Figure contents as structured data:
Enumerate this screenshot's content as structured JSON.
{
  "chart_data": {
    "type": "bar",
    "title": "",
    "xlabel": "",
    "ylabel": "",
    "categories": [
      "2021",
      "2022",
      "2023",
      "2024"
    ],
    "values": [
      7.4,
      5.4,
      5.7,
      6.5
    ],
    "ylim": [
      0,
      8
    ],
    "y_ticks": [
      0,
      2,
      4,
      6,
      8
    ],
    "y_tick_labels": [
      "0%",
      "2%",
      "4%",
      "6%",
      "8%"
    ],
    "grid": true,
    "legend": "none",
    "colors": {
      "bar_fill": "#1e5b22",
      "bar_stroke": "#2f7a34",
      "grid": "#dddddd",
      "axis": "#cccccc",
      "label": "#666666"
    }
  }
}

* * *

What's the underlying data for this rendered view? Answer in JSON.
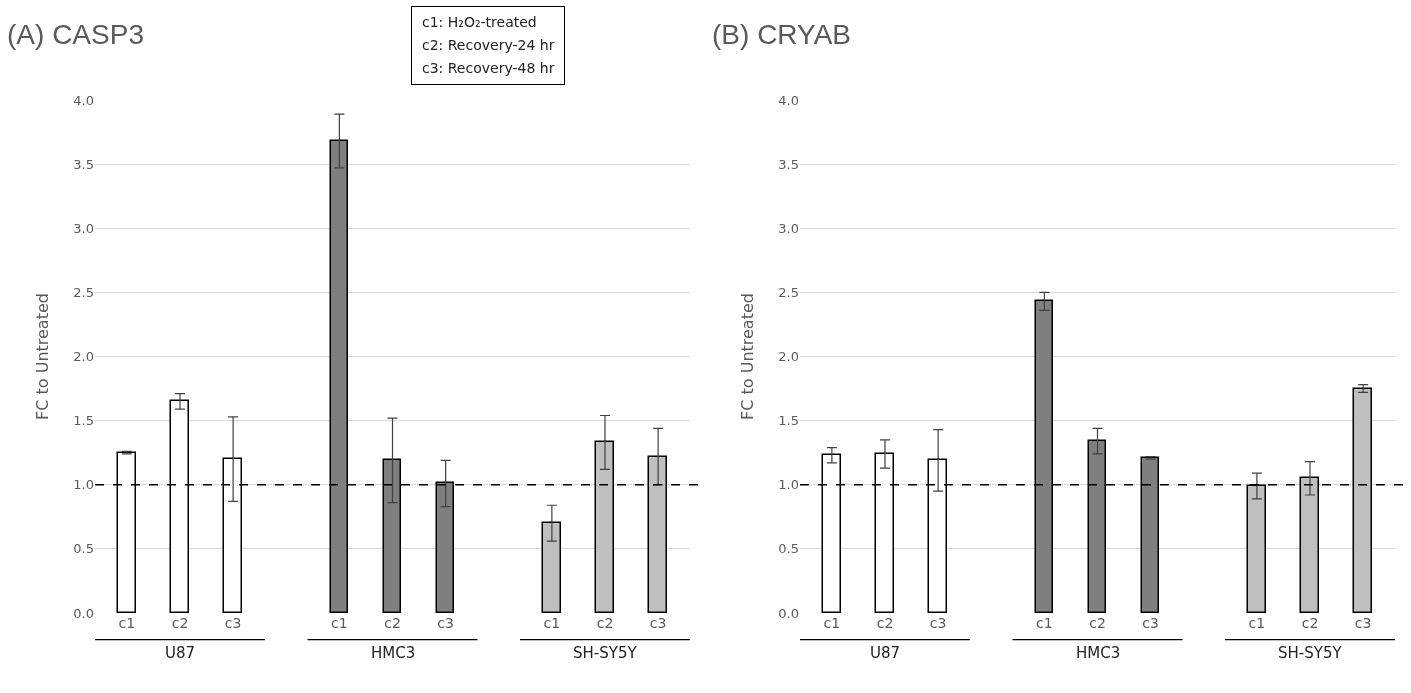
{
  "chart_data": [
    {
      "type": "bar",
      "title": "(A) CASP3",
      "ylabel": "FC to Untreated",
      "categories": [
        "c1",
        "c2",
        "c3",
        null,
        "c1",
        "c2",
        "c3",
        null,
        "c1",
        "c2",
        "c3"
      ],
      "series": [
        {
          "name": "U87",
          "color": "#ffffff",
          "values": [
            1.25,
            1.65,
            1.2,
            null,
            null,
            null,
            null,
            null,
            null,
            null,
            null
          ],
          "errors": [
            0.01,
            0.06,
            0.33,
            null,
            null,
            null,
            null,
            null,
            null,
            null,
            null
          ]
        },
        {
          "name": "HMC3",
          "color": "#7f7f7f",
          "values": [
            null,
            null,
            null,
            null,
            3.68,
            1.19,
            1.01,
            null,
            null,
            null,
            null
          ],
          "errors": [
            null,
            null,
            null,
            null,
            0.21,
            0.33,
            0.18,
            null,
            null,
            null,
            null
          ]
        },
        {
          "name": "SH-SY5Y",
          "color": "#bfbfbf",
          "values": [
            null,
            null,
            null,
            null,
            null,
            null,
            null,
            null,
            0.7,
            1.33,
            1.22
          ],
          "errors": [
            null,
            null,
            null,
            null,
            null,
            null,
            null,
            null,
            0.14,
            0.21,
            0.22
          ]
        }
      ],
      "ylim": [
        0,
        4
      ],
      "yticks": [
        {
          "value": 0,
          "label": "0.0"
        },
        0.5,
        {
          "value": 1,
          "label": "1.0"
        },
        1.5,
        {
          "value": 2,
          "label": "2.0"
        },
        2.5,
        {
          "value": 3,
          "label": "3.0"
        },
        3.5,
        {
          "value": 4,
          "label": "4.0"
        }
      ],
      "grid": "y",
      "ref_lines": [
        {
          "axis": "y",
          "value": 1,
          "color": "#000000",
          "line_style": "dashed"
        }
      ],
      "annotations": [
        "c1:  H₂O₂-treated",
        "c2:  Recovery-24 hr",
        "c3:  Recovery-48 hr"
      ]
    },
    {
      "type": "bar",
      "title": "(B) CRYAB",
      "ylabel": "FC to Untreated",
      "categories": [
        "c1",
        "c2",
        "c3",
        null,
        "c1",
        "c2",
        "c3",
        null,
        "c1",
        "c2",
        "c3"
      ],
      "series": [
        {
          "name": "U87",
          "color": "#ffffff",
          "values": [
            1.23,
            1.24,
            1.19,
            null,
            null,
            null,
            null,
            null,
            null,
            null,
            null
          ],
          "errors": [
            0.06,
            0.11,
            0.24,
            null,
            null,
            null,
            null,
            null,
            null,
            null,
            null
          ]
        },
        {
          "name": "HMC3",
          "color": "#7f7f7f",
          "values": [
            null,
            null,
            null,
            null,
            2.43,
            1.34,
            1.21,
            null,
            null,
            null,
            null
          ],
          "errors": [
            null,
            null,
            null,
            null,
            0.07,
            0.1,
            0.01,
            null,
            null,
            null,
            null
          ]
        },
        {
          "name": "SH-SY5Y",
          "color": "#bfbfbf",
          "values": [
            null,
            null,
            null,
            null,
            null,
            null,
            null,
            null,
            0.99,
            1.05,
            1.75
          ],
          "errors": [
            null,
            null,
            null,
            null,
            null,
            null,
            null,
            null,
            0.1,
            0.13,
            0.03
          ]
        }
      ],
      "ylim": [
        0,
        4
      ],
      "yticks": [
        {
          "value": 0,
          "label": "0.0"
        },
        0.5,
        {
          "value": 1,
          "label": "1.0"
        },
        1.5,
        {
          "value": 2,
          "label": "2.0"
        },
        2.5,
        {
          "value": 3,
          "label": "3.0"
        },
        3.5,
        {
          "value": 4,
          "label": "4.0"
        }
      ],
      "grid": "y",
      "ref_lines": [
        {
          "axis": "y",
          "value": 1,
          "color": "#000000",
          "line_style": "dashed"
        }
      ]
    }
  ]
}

* * *

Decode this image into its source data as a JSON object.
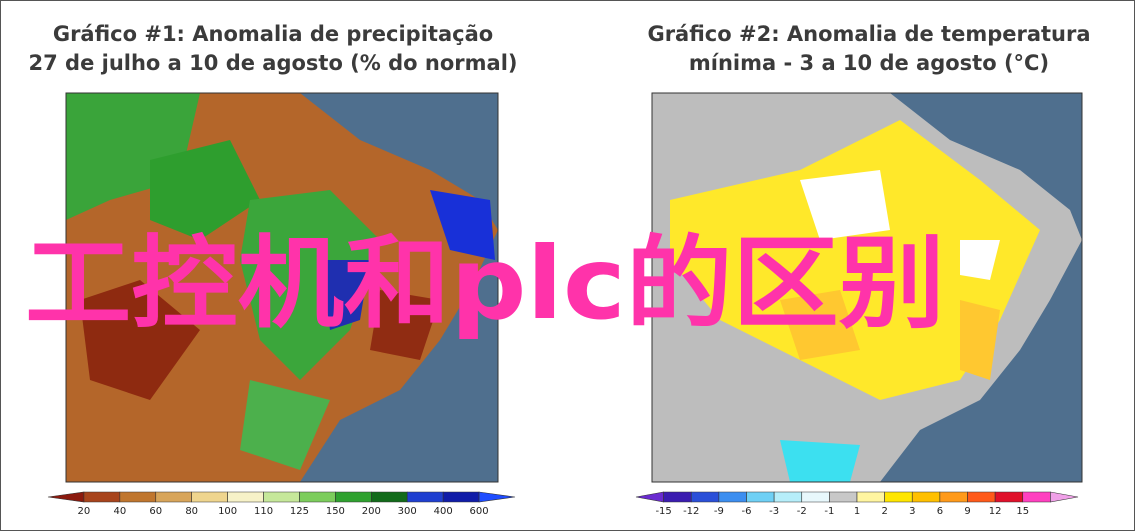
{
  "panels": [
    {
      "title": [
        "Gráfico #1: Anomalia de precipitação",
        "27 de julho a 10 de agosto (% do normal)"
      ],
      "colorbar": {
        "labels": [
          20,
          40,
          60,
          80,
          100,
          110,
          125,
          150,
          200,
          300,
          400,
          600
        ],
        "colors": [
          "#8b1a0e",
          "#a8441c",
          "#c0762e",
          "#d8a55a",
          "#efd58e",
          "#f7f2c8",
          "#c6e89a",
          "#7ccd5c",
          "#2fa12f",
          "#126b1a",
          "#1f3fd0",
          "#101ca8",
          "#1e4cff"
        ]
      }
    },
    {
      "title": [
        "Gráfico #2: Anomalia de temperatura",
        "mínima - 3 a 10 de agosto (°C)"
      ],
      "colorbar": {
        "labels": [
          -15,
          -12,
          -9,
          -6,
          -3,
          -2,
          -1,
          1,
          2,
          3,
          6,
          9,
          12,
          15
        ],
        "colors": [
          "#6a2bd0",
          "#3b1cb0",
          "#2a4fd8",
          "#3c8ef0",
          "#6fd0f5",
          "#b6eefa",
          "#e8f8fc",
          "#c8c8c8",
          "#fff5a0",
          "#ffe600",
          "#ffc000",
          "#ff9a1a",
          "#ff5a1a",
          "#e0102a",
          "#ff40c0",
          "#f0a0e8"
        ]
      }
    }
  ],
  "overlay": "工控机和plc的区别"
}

(Written instruction): Scan the listing above. Gather each line that contains the word "Anomalia".

(Right answer):
        "Gráfico #1: Anomalia de precipitação",
        "Gráfico #2: Anomalia de temperatura",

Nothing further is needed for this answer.